Directions for this task -> Copy out the records from the first line through the line containing "section-1-items-b <box>47 646 505 772</box>", including that line.

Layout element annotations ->
————
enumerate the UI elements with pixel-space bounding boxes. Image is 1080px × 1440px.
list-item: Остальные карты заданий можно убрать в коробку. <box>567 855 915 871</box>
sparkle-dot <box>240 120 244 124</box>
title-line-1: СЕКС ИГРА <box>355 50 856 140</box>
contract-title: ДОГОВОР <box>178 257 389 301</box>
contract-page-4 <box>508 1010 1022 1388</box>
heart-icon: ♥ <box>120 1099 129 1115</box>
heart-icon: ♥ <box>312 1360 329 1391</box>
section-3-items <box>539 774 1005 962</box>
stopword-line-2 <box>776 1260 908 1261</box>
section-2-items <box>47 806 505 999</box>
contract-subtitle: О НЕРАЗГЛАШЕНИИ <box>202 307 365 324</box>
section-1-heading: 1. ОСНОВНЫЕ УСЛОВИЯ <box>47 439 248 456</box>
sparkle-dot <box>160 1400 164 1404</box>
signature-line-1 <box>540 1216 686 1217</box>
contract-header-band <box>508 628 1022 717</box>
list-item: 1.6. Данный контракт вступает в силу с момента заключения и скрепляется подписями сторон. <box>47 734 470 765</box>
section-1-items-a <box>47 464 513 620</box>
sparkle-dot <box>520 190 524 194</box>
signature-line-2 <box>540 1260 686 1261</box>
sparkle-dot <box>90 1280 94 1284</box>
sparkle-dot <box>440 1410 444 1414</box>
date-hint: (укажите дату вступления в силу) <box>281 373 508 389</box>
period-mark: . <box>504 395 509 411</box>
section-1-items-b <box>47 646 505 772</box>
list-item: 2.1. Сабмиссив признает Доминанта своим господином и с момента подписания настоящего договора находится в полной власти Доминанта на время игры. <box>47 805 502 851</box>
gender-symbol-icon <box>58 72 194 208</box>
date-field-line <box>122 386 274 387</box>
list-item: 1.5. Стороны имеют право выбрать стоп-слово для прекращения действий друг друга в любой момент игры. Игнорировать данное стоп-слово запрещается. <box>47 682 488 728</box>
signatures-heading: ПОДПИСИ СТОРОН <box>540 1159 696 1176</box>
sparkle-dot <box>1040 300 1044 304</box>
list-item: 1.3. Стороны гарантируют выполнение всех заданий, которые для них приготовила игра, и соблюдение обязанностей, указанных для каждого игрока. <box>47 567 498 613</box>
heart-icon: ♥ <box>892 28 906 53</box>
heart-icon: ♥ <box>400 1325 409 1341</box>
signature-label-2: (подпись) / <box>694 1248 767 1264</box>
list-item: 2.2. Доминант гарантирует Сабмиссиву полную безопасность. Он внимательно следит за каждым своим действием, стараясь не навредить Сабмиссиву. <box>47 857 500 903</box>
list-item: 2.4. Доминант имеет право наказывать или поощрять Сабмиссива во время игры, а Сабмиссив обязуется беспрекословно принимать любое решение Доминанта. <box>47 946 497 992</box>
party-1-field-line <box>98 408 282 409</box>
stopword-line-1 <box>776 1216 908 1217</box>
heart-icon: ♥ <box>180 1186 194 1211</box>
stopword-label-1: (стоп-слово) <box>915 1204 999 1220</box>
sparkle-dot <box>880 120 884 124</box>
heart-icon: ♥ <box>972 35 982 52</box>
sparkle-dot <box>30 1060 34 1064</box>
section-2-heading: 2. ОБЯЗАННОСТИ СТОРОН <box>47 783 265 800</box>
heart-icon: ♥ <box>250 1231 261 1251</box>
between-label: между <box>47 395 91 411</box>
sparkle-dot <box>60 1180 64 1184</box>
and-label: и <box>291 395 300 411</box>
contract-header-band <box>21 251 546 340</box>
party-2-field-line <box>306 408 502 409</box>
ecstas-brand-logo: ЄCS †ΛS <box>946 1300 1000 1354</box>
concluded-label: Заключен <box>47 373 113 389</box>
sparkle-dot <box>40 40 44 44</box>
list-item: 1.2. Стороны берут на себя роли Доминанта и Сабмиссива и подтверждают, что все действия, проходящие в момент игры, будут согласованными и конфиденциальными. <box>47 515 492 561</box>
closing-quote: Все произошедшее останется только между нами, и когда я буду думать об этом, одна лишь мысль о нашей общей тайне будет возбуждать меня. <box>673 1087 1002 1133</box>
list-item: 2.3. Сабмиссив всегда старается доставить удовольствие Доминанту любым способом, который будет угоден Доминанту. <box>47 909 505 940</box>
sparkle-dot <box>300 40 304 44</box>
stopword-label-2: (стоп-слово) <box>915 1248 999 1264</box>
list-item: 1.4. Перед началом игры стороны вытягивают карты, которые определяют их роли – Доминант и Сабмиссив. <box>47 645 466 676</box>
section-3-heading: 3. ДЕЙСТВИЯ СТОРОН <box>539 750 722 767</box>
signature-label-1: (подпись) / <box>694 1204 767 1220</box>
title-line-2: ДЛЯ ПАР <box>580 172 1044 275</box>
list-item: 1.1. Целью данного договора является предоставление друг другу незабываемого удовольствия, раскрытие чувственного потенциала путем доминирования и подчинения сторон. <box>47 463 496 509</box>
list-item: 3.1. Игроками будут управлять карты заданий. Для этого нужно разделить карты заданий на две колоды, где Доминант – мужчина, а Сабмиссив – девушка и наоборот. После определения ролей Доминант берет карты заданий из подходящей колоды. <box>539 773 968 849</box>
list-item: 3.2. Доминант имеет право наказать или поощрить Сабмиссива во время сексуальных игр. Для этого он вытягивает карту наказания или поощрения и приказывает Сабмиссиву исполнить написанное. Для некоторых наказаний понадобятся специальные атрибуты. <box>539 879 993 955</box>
————
Reply ->
enumerate the UI elements with pixel-space bounding boxes. Image is 1080px × 1440px.
list-item: Остальные карты заданий можно убрать в коробку. <box>567 855 915 871</box>
sparkle-dot <box>240 120 244 124</box>
title-line-1: СЕКС ИГРА <box>355 50 856 140</box>
contract-title: ДОГОВОР <box>178 257 389 301</box>
contract-page-4 <box>508 1010 1022 1388</box>
heart-icon: ♥ <box>120 1099 129 1115</box>
heart-icon: ♥ <box>312 1360 329 1391</box>
section-3-items <box>539 774 1005 962</box>
stopword-line-2 <box>776 1260 908 1261</box>
section-2-items <box>47 806 505 999</box>
contract-subtitle: О НЕРАЗГЛАШЕНИИ <box>202 307 365 324</box>
section-1-heading: 1. ОСНОВНЫЕ УСЛОВИЯ <box>47 439 248 456</box>
sparkle-dot <box>160 1400 164 1404</box>
signature-line-1 <box>540 1216 686 1217</box>
contract-header-band <box>508 628 1022 717</box>
list-item: 1.6. Данный контракт вступает в силу с момента заключения и скрепляется подписями сторон. <box>47 734 470 765</box>
section-1-items-a <box>47 464 513 620</box>
sparkle-dot <box>520 190 524 194</box>
signature-line-2 <box>540 1260 686 1261</box>
sparkle-dot <box>90 1280 94 1284</box>
sparkle-dot <box>440 1410 444 1414</box>
date-hint: (укажите дату вступления в силу) <box>281 373 508 389</box>
period-mark: . <box>504 395 509 411</box>
section-1-items-b <box>47 646 505 772</box>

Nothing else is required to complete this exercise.